WHAT THE EXERCISE ASKS: Filter the records for lines holding the string "title".

— START —

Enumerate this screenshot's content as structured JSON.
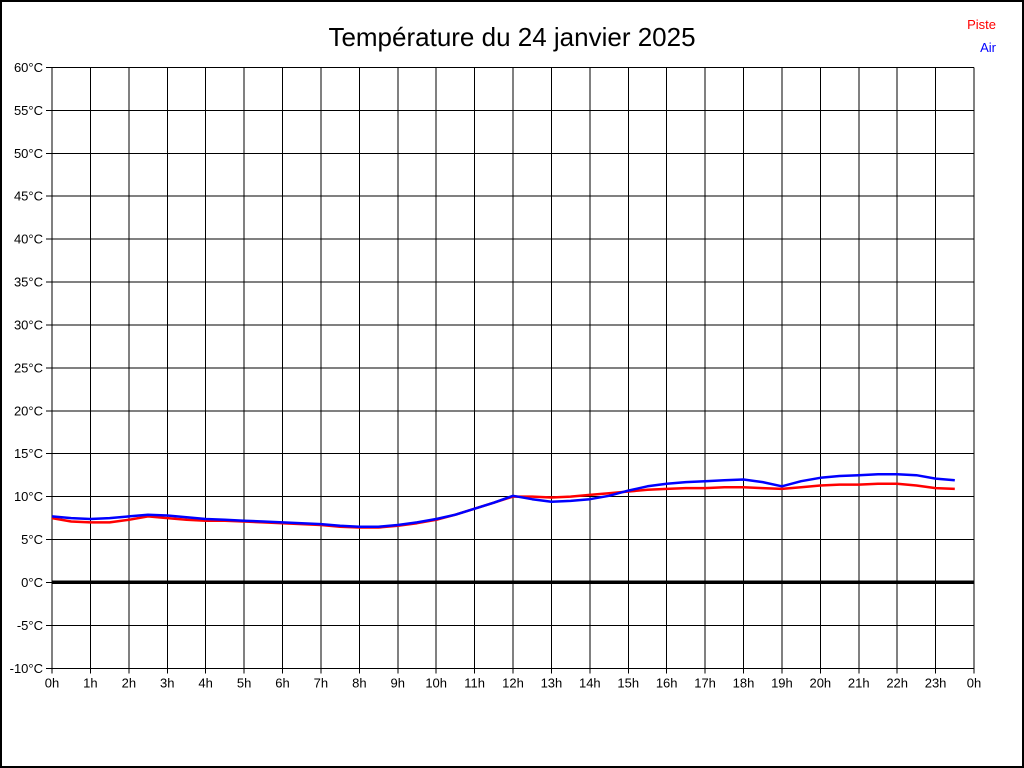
{
  "title": "Température du 24 janvier 2025",
  "legend": {
    "piste": {
      "label": "Piste",
      "color": "#ff0000"
    },
    "air": {
      "label": "Air",
      "color": "#0000ff"
    }
  },
  "chart_data": {
    "type": "line",
    "title": "Température du 24 janvier 2025",
    "xlabel": "",
    "ylabel": "",
    "x_axis": {
      "unit": "h",
      "min": 0,
      "max": 24,
      "tick_interval": 1,
      "tick_labels": [
        "0h",
        "1h",
        "2h",
        "3h",
        "4h",
        "5h",
        "6h",
        "7h",
        "8h",
        "9h",
        "10h",
        "11h",
        "12h",
        "13h",
        "14h",
        "15h",
        "16h",
        "17h",
        "18h",
        "19h",
        "20h",
        "21h",
        "22h",
        "23h",
        "0h"
      ]
    },
    "y_axis": {
      "unit": "°C",
      "min": -10,
      "max": 60,
      "tick_interval": 5,
      "tick_labels": [
        "60°C",
        "55°C",
        "50°C",
        "45°C",
        "40°C",
        "35°C",
        "30°C",
        "25°C",
        "20°C",
        "15°C",
        "10°C",
        "5°C",
        "0°C",
        "-5°C",
        "-10°C"
      ]
    },
    "grid": true,
    "zero_line_bold": true,
    "legend_position": "top-right",
    "series": [
      {
        "name": "Piste",
        "color": "#ff0000",
        "x_start_h": 0,
        "x_step_h": 0.5,
        "values": [
          7.5,
          7.1,
          7.0,
          7.0,
          7.3,
          7.7,
          7.5,
          7.3,
          7.2,
          7.2,
          7.1,
          7.0,
          6.9,
          6.8,
          6.7,
          6.5,
          6.4,
          6.4,
          6.6,
          6.9,
          7.3,
          7.9,
          8.6,
          9.3,
          10.0,
          10.0,
          9.9,
          10.0,
          10.2,
          10.4,
          10.6,
          10.8,
          10.9,
          11.0,
          11.0,
          11.1,
          11.1,
          11.0,
          10.9,
          11.1,
          11.3,
          11.4,
          11.4,
          11.5,
          11.5,
          11.3,
          11.0,
          10.9
        ]
      },
      {
        "name": "Air",
        "color": "#0000ff",
        "x_start_h": 0,
        "x_step_h": 0.5,
        "values": [
          7.7,
          7.5,
          7.4,
          7.5,
          7.7,
          7.9,
          7.8,
          7.6,
          7.4,
          7.3,
          7.2,
          7.1,
          7.0,
          6.9,
          6.8,
          6.6,
          6.5,
          6.5,
          6.7,
          7.0,
          7.4,
          7.9,
          8.6,
          9.3,
          10.1,
          9.7,
          9.4,
          9.5,
          9.7,
          10.1,
          10.7,
          11.2,
          11.5,
          11.7,
          11.8,
          11.9,
          12.0,
          11.7,
          11.2,
          11.8,
          12.2,
          12.4,
          12.5,
          12.6,
          12.6,
          12.5,
          12.1,
          11.9
        ]
      }
    ]
  }
}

— END —

REPLY TO THE EXERCISE:
  "title": "Température du 24 janvier 2025",
    "title": "Température du 24 janvier 2025",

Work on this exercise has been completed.